*Records supplied:*
★ ★ ★

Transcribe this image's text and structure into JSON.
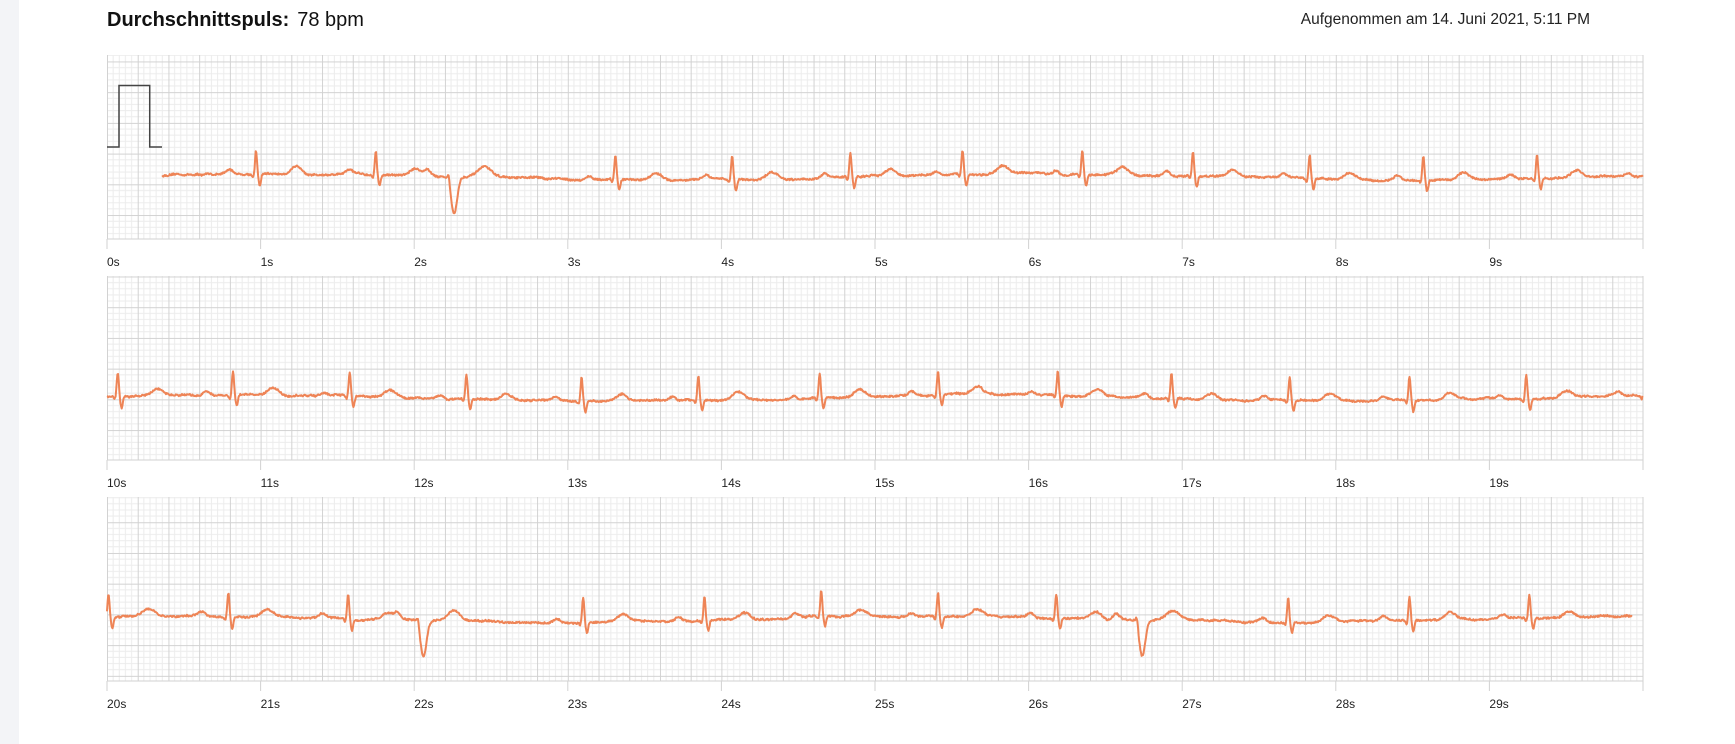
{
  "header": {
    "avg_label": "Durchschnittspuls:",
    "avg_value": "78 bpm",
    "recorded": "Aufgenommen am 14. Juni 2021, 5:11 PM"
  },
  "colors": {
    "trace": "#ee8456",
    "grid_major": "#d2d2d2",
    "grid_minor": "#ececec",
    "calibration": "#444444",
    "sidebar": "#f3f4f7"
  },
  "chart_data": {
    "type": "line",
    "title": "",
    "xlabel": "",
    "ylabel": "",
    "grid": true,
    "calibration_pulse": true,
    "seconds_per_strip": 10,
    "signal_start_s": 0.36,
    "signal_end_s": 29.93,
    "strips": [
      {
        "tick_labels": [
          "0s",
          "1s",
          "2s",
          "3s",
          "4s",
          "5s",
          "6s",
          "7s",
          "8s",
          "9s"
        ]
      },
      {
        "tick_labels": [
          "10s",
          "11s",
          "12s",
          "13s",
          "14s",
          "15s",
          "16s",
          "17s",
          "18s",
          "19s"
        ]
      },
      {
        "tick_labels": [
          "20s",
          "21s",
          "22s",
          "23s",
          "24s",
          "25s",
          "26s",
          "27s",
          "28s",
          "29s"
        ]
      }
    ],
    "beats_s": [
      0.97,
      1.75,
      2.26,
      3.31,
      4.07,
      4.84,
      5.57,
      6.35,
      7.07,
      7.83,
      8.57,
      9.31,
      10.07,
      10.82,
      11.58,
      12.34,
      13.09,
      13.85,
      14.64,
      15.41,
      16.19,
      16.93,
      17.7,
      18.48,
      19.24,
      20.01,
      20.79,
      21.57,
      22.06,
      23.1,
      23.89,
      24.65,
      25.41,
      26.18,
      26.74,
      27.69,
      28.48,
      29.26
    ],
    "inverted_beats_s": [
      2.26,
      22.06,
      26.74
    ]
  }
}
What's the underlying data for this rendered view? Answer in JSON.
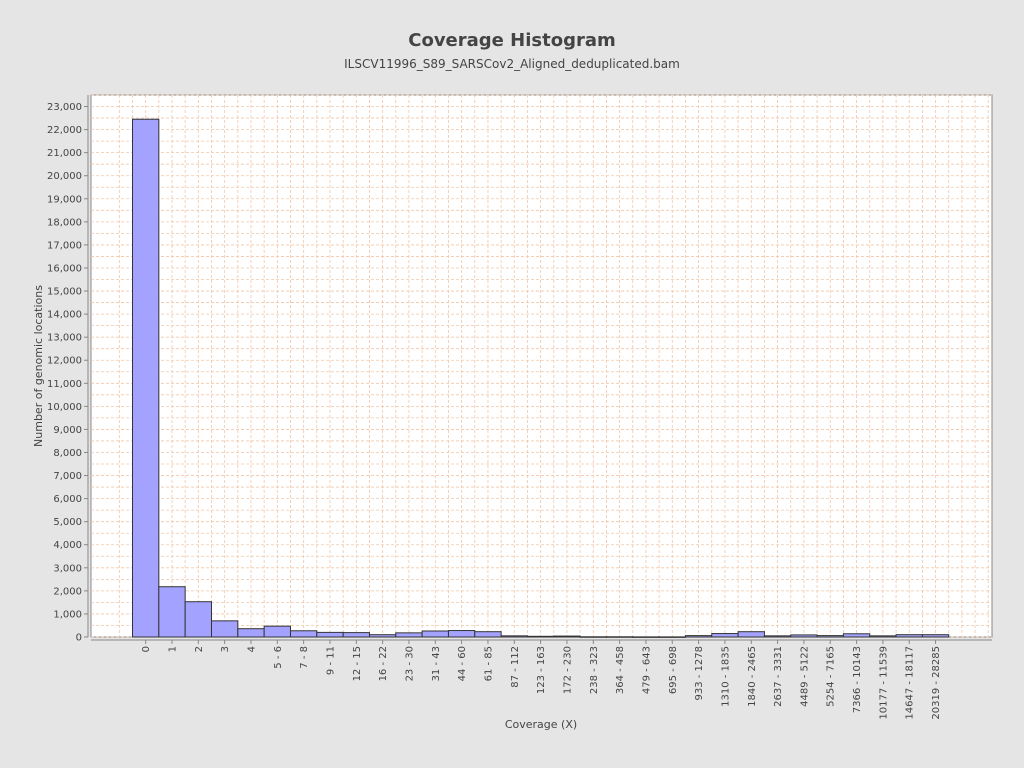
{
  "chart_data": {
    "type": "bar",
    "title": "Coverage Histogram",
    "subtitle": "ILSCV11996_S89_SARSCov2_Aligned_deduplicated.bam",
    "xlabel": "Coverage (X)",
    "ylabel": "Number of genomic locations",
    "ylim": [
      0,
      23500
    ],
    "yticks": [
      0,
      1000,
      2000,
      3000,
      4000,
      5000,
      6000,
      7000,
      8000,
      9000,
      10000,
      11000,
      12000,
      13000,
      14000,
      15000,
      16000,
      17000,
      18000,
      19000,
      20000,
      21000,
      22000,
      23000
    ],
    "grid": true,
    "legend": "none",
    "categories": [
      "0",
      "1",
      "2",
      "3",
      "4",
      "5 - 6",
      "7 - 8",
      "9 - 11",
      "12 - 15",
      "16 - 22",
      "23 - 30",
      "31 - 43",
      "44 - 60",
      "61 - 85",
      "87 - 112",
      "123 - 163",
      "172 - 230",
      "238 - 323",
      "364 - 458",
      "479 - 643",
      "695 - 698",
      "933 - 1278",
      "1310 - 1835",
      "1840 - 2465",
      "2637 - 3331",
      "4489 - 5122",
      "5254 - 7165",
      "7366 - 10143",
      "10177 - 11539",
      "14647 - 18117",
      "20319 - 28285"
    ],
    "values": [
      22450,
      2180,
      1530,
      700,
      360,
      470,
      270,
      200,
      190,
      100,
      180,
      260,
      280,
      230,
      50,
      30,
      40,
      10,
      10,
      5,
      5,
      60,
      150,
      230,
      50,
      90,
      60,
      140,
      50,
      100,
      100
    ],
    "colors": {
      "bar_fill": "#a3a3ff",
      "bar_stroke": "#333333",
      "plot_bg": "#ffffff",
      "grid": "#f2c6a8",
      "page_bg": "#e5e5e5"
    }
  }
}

★ ★ ★

Locate the word "JSON" in the data above. Copy every line carrying it.

Transcribe this image's text and structure into JSON.
What's the underlying data for this rendered view? Answer in JSON.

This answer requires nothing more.